### Data records
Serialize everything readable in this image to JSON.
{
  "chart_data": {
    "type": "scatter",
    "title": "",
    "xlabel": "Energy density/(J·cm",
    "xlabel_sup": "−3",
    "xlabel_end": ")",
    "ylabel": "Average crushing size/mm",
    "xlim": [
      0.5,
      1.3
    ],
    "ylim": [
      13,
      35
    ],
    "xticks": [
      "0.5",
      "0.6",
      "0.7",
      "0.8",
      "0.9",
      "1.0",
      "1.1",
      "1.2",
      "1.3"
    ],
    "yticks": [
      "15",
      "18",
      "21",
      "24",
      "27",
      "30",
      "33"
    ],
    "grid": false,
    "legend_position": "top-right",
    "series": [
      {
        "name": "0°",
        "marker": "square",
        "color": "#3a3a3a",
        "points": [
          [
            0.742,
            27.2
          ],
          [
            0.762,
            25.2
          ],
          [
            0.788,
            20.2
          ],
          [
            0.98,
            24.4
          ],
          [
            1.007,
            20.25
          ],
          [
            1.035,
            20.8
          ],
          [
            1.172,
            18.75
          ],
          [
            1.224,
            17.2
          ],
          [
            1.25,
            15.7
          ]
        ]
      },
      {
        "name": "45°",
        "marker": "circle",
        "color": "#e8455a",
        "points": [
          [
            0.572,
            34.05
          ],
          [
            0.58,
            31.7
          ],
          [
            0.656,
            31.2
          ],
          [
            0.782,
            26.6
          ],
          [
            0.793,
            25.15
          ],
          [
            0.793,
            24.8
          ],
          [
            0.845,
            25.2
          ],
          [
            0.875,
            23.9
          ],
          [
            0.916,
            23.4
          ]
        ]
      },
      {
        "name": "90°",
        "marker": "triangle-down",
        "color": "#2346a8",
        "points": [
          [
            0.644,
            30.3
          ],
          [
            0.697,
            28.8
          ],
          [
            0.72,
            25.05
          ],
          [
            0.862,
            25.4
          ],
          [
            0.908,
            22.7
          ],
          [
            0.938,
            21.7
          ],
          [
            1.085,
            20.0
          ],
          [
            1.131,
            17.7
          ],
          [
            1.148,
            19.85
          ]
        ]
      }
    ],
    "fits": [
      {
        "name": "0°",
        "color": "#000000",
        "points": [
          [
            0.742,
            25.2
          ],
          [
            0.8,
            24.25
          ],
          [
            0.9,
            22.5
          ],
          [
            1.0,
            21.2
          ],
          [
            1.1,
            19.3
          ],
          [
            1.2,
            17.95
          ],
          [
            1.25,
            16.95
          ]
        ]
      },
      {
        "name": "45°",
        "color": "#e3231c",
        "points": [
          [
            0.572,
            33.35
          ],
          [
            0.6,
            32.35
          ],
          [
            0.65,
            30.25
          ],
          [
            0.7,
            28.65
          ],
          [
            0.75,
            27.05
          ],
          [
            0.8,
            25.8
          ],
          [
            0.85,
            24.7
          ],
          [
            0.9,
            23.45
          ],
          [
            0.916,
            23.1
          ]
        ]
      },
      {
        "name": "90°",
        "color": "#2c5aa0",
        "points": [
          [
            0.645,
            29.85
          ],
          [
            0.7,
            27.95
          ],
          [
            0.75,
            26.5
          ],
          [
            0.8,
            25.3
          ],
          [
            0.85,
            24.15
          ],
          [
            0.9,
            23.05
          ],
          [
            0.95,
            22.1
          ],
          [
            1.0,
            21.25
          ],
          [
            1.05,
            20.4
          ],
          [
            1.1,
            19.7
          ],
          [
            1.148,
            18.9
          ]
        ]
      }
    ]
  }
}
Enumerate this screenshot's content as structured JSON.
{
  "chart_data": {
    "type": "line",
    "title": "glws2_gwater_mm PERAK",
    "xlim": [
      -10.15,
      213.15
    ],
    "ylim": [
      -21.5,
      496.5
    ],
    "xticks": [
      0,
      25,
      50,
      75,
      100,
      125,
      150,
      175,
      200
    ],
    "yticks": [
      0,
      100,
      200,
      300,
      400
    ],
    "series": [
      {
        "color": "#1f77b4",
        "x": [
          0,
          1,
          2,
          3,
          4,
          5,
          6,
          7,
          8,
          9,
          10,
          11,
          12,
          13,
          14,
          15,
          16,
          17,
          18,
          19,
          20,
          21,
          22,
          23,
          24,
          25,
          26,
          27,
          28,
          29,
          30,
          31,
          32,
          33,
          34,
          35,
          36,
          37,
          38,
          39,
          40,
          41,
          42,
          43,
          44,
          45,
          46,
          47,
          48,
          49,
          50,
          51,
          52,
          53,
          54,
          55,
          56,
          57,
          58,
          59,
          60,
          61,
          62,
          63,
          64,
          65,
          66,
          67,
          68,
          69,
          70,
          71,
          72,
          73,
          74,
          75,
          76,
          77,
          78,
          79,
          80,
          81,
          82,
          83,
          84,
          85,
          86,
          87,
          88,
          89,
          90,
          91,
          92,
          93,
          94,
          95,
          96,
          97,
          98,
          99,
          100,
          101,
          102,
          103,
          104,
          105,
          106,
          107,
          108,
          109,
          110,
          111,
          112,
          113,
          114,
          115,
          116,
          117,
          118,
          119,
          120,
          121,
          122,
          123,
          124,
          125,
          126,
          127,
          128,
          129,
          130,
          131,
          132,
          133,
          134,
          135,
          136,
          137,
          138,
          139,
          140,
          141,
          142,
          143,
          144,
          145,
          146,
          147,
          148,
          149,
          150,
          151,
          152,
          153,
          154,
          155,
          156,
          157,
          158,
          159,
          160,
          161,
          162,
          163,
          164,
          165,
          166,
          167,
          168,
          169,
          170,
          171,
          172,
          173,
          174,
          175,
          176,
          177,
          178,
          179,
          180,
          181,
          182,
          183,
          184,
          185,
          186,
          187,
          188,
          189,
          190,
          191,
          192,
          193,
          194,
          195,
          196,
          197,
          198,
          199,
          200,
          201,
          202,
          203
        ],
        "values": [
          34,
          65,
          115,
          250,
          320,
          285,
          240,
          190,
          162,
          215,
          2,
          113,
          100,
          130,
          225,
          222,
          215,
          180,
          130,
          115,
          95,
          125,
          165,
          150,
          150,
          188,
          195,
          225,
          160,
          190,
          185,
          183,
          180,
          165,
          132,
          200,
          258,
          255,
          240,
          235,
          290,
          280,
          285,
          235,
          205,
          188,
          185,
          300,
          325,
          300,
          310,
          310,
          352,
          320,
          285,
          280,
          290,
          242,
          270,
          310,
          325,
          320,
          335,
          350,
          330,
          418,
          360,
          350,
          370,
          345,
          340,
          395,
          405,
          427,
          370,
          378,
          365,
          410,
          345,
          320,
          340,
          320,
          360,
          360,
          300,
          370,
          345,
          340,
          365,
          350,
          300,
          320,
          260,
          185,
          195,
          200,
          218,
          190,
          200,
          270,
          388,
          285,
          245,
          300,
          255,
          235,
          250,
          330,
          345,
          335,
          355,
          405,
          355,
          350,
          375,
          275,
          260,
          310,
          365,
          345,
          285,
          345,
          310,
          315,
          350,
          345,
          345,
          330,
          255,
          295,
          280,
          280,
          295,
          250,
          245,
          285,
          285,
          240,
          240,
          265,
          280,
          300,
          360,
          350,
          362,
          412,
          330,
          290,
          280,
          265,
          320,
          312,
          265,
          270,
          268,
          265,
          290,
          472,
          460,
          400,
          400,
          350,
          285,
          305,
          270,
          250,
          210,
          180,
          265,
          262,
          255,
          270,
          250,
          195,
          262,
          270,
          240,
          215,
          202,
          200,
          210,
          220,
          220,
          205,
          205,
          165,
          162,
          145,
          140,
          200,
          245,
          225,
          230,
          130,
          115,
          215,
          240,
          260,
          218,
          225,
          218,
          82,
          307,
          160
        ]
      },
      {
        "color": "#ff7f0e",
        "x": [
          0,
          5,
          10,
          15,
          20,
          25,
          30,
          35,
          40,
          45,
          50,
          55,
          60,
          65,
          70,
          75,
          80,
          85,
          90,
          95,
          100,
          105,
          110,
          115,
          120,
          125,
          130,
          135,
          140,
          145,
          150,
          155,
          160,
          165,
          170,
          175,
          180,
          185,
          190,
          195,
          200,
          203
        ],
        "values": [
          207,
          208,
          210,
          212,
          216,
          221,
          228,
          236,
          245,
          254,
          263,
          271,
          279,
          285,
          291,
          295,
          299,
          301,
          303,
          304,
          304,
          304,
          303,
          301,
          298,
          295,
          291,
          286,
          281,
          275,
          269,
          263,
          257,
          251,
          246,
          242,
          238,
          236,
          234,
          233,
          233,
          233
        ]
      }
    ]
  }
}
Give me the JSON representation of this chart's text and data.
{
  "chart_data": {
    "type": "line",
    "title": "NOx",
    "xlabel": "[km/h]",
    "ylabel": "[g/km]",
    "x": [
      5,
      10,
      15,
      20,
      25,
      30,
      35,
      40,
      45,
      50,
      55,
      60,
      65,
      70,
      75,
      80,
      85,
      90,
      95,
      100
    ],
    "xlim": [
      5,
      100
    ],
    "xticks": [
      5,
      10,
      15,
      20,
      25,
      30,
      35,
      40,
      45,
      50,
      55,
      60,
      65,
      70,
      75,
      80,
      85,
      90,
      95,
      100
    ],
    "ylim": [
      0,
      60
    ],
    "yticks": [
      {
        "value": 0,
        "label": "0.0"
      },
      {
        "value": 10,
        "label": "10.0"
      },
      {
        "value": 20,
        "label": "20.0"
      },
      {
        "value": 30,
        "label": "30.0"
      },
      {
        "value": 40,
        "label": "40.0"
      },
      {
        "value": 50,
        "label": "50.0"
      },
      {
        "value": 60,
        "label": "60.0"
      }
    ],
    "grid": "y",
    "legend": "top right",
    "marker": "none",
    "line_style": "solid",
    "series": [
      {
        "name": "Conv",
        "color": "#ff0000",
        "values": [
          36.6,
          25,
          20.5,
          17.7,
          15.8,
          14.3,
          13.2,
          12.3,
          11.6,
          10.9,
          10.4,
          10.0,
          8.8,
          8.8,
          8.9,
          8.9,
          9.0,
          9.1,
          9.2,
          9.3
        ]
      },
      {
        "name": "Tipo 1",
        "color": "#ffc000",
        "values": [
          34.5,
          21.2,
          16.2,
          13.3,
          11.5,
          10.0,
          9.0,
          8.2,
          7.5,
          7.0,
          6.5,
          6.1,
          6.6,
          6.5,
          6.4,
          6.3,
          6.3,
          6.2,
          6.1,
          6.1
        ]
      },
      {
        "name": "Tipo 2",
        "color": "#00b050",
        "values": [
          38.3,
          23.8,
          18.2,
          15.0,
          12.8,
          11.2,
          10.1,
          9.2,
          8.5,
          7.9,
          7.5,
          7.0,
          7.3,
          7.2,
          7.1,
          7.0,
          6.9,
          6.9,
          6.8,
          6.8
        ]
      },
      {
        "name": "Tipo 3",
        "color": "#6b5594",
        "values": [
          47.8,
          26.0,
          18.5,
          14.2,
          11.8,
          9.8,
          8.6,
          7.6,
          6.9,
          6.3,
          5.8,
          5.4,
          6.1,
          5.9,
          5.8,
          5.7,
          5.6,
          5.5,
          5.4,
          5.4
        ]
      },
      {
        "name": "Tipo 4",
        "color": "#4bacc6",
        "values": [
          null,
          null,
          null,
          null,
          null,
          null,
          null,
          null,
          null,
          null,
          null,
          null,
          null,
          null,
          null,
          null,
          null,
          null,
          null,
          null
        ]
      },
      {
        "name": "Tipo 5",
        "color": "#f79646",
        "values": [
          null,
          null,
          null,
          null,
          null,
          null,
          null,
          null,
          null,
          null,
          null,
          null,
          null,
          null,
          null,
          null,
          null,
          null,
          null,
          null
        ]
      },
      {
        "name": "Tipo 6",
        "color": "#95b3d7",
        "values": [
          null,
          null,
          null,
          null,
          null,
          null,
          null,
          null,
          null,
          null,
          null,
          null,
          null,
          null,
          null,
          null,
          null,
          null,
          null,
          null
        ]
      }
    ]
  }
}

### Task statement
Examine the records and pull out every line where the string "right" occurs.

### Solution for this exercise
    "legend_position": "top-right",
    "legend": "top right",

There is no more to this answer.